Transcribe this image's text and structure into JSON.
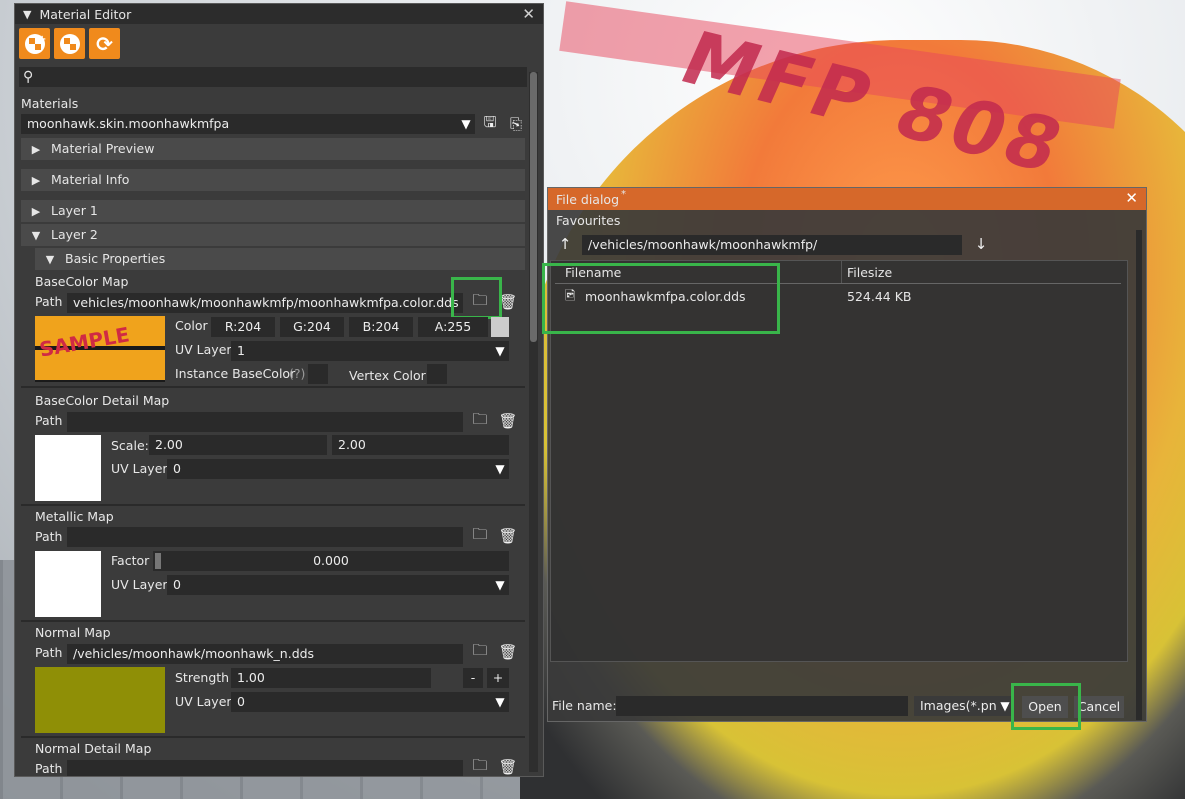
{
  "material_editor": {
    "title": "Material Editor",
    "materials_label": "Materials",
    "selected_material": "moonhawk.skin.moonhawkmfpa",
    "sections": {
      "material_preview": "Material Preview",
      "material_info": "Material Info",
      "layer1": "Layer 1",
      "layer2": "Layer 2",
      "basic_properties": "Basic Properties"
    },
    "basecolor_map": {
      "title": "BaseColor Map",
      "path_label": "Path",
      "path_value": "vehicles/moonhawk/moonhawkmfp/moonhawkmfpa.color.dds",
      "color_label": "Color",
      "r": "R:204",
      "g": "G:204",
      "b": "B:204",
      "a": "A:255",
      "uv_label": "UV Layer",
      "uv_value": "1",
      "instance_label": "Instance BaseColor",
      "help": "(?)",
      "vertex_label": "Vertex Color"
    },
    "basecolor_detail_map": {
      "title": "BaseColor Detail Map",
      "path_label": "Path",
      "scale_label": "Scale:",
      "scale_x": "2.00",
      "scale_y": "2.00",
      "uv_label": "UV Layer",
      "uv_value": "0"
    },
    "metallic_map": {
      "title": "Metallic Map",
      "path_label": "Path",
      "factor_label": "Factor",
      "factor_value": "0.000",
      "uv_label": "UV Layer",
      "uv_value": "0"
    },
    "normal_map": {
      "title": "Normal Map",
      "path_label": "Path",
      "path_value": "/vehicles/moonhawk/moonhawk_n.dds",
      "strength_label": "Strength",
      "strength_value": "1.00",
      "minus": "-",
      "plus": "+",
      "uv_label": "UV Layer",
      "uv_value": "0"
    },
    "normal_detail_map": {
      "title": "Normal Detail Map",
      "path_label": "Path"
    }
  },
  "file_dialog": {
    "title": "File dialog",
    "title_marker": "*",
    "favourites_label": "Favourites",
    "current_path": "/vehicles/moonhawk/moonhawkmfp/",
    "columns": [
      "Filename",
      "Filesize"
    ],
    "files": [
      {
        "name": "moonhawkmfpa.color.dds",
        "size": "524.44 KB"
      }
    ],
    "file_name_label": "File name:",
    "file_name_value": "",
    "filter_value": "Images(*.png,",
    "open_label": "Open",
    "cancel_label": "Cancel"
  },
  "background": {
    "car_text": "MFP 808"
  },
  "colors": {
    "accent_orange": "#f08a1c",
    "dialog_title": "#d6682a",
    "highlight_green": "#39b54a",
    "panel_bg": "#3b3b3b"
  }
}
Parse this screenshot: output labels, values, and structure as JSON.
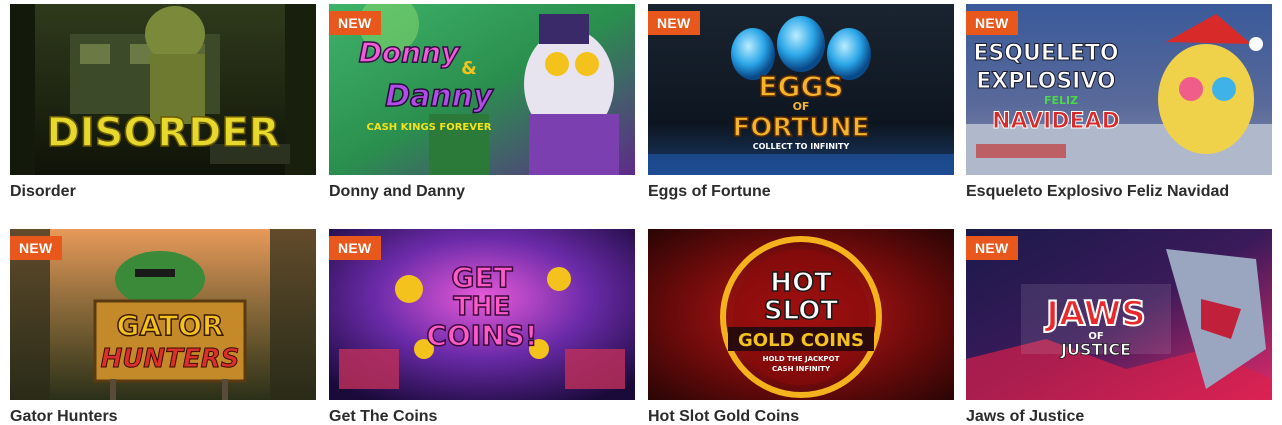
{
  "badge_label": "NEW",
  "games": [
    {
      "title": "Disorder",
      "is_new": false,
      "art_lines": [
        "DISORDER"
      ]
    },
    {
      "title": "Donny and Danny",
      "is_new": true,
      "art_lines": [
        "Donny",
        "&",
        "Danny",
        "CASH KINGS FOREVER"
      ]
    },
    {
      "title": "Eggs of Fortune",
      "is_new": true,
      "art_lines": [
        "EGGS",
        "OF",
        "FORTUNE",
        "COLLECT TO INFINITY"
      ]
    },
    {
      "title": "Esqueleto Explosivo Feliz Navidad",
      "is_new": true,
      "art_lines": [
        "ESQUELETO",
        "EXPLOSIVO",
        "FELIZ",
        "NAVIDEAD"
      ]
    },
    {
      "title": "Gator Hunters",
      "is_new": true,
      "art_lines": [
        "GATOR",
        "HUNTERS"
      ]
    },
    {
      "title": "Get The Coins",
      "is_new": true,
      "art_lines": [
        "GET",
        "THE",
        "COINS!"
      ]
    },
    {
      "title": "Hot Slot Gold Coins",
      "is_new": false,
      "art_lines": [
        "HOT",
        "SLOT",
        "GOLD COINS",
        "HOLD THE JACKPOT",
        "CASH INFINITY"
      ]
    },
    {
      "title": "Jaws of Justice",
      "is_new": true,
      "art_lines": [
        "JAWS",
        "OF",
        "JUSTICE"
      ]
    }
  ]
}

::::::

• _EXERCISE DETAILS_:
None of the pictures should appear; repeat the records exactly otherwise.

• _ANSWER TO THE EXERCISE_:
Transcribe this image's text and structure into JSON.
{
  "material_editor": {
    "title": "Material Editor",
    "materials_label": "Materials",
    "selected_material": "moonhawk.skin.moonhawkmfpa",
    "sections": {
      "material_preview": "Material Preview",
      "material_info": "Material Info",
      "layer1": "Layer 1",
      "layer2": "Layer 2",
      "basic_properties": "Basic Properties"
    },
    "basecolor_map": {
      "title": "BaseColor Map",
      "path_label": "Path",
      "path_value": "vehicles/moonhawk/moonhawkmfp/moonhawkmfpa.color.dds",
      "color_label": "Color",
      "r": "R:204",
      "g": "G:204",
      "b": "B:204",
      "a": "A:255",
      "uv_label": "UV Layer",
      "uv_value": "1",
      "instance_label": "Instance BaseColor",
      "help": "(?)",
      "vertex_label": "Vertex Color"
    },
    "basecolor_detail_map": {
      "title": "BaseColor Detail Map",
      "path_label": "Path",
      "scale_label": "Scale:",
      "scale_x": "2.00",
      "scale_y": "2.00",
      "uv_label": "UV Layer",
      "uv_value": "0"
    },
    "metallic_map": {
      "title": "Metallic Map",
      "path_label": "Path",
      "factor_label": "Factor",
      "factor_value": "0.000",
      "uv_label": "UV Layer",
      "uv_value": "0"
    },
    "normal_map": {
      "title": "Normal Map",
      "path_label": "Path",
      "path_value": "/vehicles/moonhawk/moonhawk_n.dds",
      "strength_label": "Strength",
      "strength_value": "1.00",
      "minus": "-",
      "plus": "+",
      "uv_label": "UV Layer",
      "uv_value": "0"
    },
    "normal_detail_map": {
      "title": "Normal Detail Map",
      "path_label": "Path"
    }
  },
  "file_dialog": {
    "title": "File dialog",
    "title_marker": "*",
    "favourites_label": "Favourites",
    "current_path": "/vehicles/moonhawk/moonhawkmfp/",
    "columns": [
      "Filename",
      "Filesize"
    ],
    "files": [
      {
        "name": "moonhawkmfpa.color.dds",
        "size": "524.44 KB"
      }
    ],
    "file_name_label": "File name:",
    "file_name_value": "",
    "filter_value": "Images(*.png,",
    "open_label": "Open",
    "cancel_label": "Cancel"
  },
  "background": {
    "car_text": "MFP 808"
  },
  "colors": {
    "accent_orange": "#f08a1c",
    "dialog_title": "#d6682a",
    "highlight_green": "#39b54a",
    "panel_bg": "#3b3b3b"
  }
}
Parse this screenshot: output labels, values, and structure as JSON.
{
  "badge_label": "NEW",
  "games": [
    {
      "title": "Disorder",
      "is_new": false,
      "art_lines": [
        "DISORDER"
      ]
    },
    {
      "title": "Donny and Danny",
      "is_new": true,
      "art_lines": [
        "Donny",
        "&",
        "Danny",
        "CASH KINGS FOREVER"
      ]
    },
    {
      "title": "Eggs of Fortune",
      "is_new": true,
      "art_lines": [
        "EGGS",
        "OF",
        "FORTUNE",
        "COLLECT TO INFINITY"
      ]
    },
    {
      "title": "Esqueleto Explosivo Feliz Navidad",
      "is_new": true,
      "art_lines": [
        "ESQUELETO",
        "EXPLOSIVO",
        "FELIZ",
        "NAVIDEAD"
      ]
    },
    {
      "title": "Gator Hunters",
      "is_new": true,
      "art_lines": [
        "GATOR",
        "HUNTERS"
      ]
    },
    {
      "title": "Get The Coins",
      "is_new": true,
      "art_lines": [
        "GET",
        "THE",
        "COINS!"
      ]
    },
    {
      "title": "Hot Slot Gold Coins",
      "is_new": false,
      "art_lines": [
        "HOT",
        "SLOT",
        "GOLD COINS",
        "HOLD THE JACKPOT",
        "CASH INFINITY"
      ]
    },
    {
      "title": "Jaws of Justice",
      "is_new": true,
      "art_lines": [
        "JAWS",
        "OF",
        "JUSTICE"
      ]
    }
  ]
}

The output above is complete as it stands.